WRITTEN REQUEST - Locate each line in the records containing "第一宇宙速度的数值是". Copy it.

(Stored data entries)
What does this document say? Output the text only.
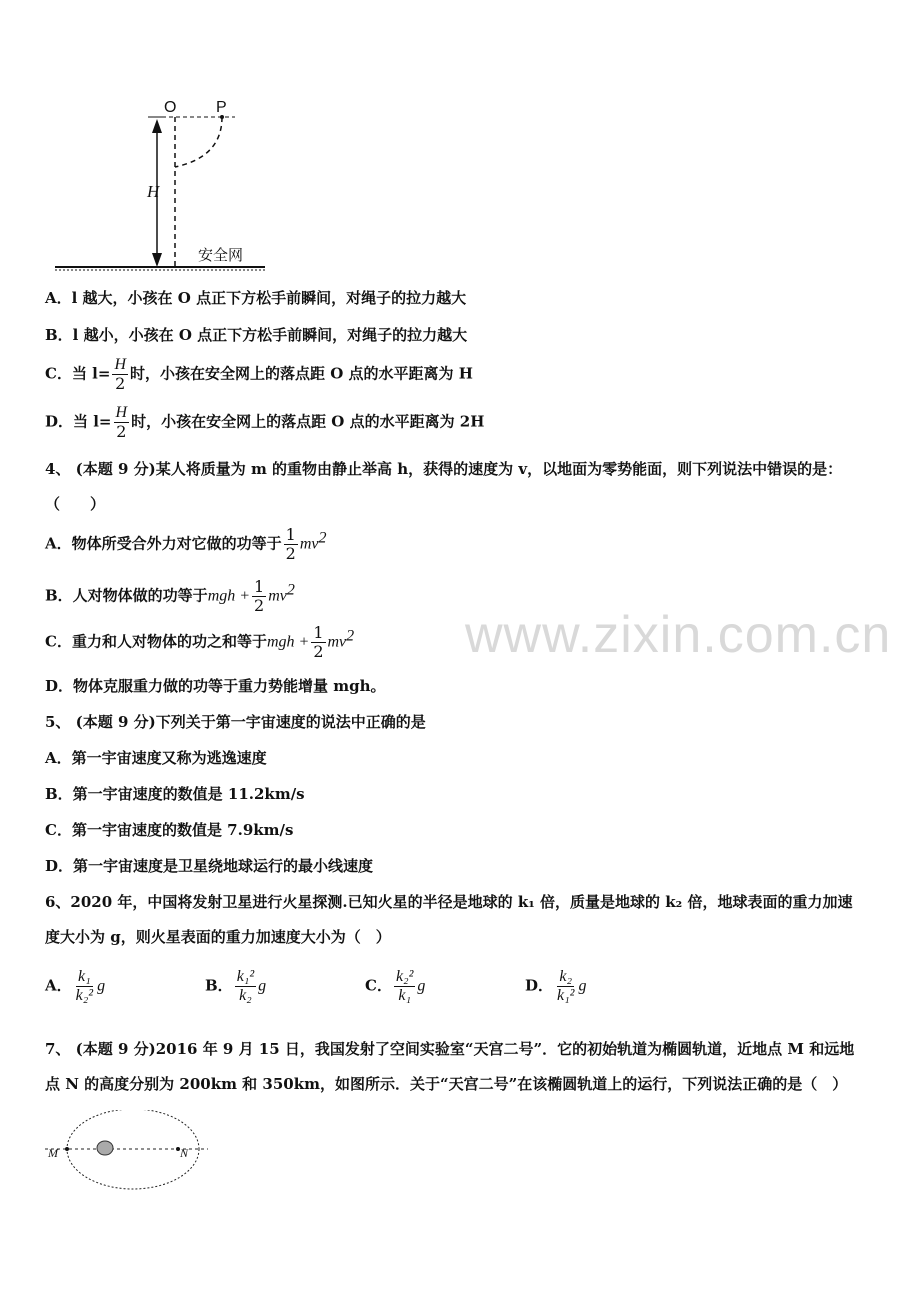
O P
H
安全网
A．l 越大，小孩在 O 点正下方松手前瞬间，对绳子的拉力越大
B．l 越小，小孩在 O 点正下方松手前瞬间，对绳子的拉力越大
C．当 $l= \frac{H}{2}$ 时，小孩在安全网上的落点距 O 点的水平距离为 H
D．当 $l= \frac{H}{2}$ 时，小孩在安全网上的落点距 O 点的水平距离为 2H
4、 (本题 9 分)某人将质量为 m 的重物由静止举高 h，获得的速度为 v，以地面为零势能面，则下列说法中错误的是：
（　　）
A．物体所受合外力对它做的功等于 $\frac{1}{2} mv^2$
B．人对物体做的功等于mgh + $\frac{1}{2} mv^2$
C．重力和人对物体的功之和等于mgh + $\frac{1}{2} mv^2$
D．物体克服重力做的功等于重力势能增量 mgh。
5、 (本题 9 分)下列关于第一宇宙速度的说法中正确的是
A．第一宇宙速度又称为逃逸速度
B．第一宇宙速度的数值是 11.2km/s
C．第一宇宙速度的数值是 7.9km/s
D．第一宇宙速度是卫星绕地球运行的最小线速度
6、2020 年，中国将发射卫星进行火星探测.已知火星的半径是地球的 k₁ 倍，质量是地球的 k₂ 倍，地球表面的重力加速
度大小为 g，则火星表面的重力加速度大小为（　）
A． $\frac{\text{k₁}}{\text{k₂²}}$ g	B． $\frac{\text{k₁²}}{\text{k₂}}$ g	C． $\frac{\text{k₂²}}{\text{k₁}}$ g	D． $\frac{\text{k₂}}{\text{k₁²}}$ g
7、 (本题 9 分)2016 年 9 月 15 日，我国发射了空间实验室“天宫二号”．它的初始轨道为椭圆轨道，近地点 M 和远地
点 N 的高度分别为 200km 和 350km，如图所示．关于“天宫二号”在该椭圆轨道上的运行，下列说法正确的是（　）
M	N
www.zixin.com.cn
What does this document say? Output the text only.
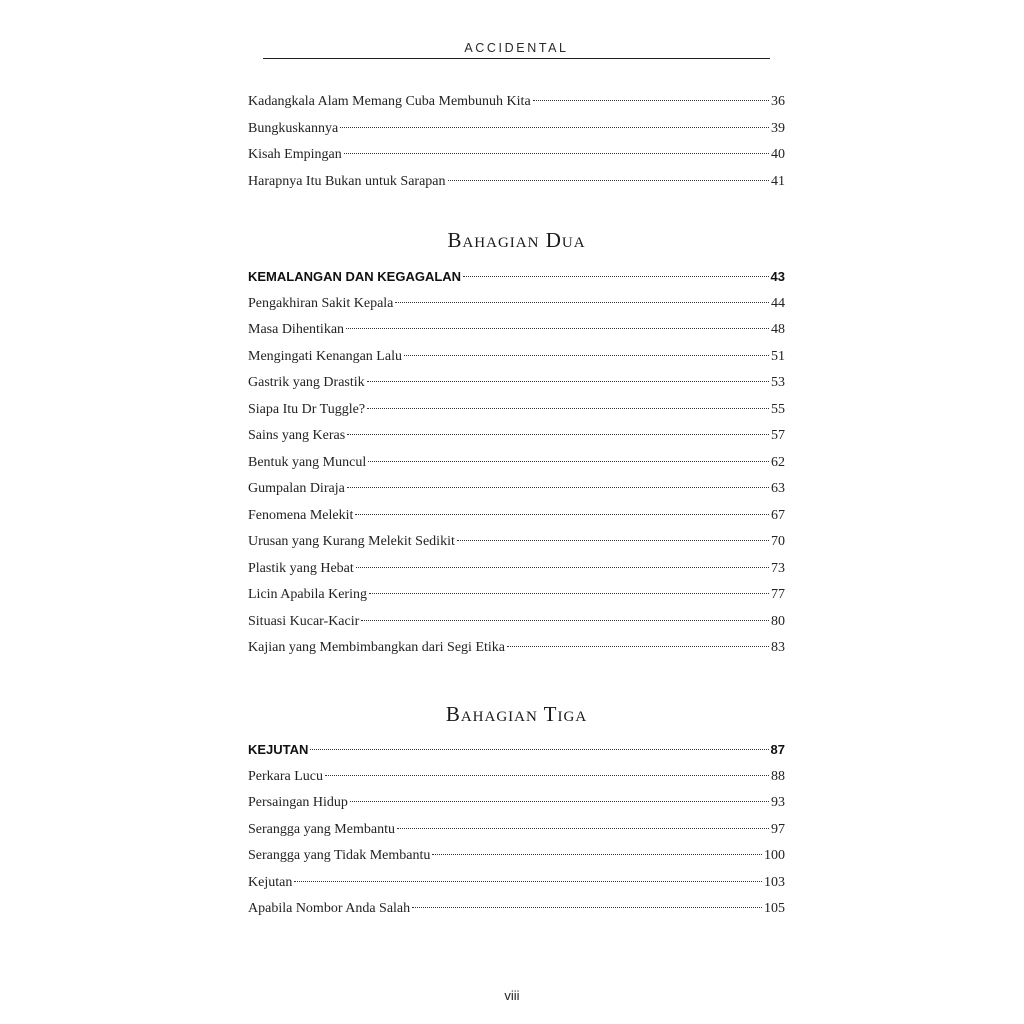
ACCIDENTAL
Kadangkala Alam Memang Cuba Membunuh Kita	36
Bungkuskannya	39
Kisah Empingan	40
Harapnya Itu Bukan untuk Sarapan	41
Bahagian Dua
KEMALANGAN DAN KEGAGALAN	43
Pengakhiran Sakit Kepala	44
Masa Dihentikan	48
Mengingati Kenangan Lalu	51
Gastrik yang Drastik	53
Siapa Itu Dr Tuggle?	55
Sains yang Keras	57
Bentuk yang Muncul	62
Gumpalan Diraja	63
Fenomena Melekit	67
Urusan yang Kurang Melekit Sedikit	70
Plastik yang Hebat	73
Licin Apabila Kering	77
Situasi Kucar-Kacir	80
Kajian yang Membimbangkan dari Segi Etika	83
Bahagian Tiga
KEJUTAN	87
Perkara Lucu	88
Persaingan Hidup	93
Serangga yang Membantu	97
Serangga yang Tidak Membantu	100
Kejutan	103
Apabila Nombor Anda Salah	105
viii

OUTPUT -
B．第一宇宙速度的数值是 11.2km/s
C．第一宇宙速度的数值是 7.9km/s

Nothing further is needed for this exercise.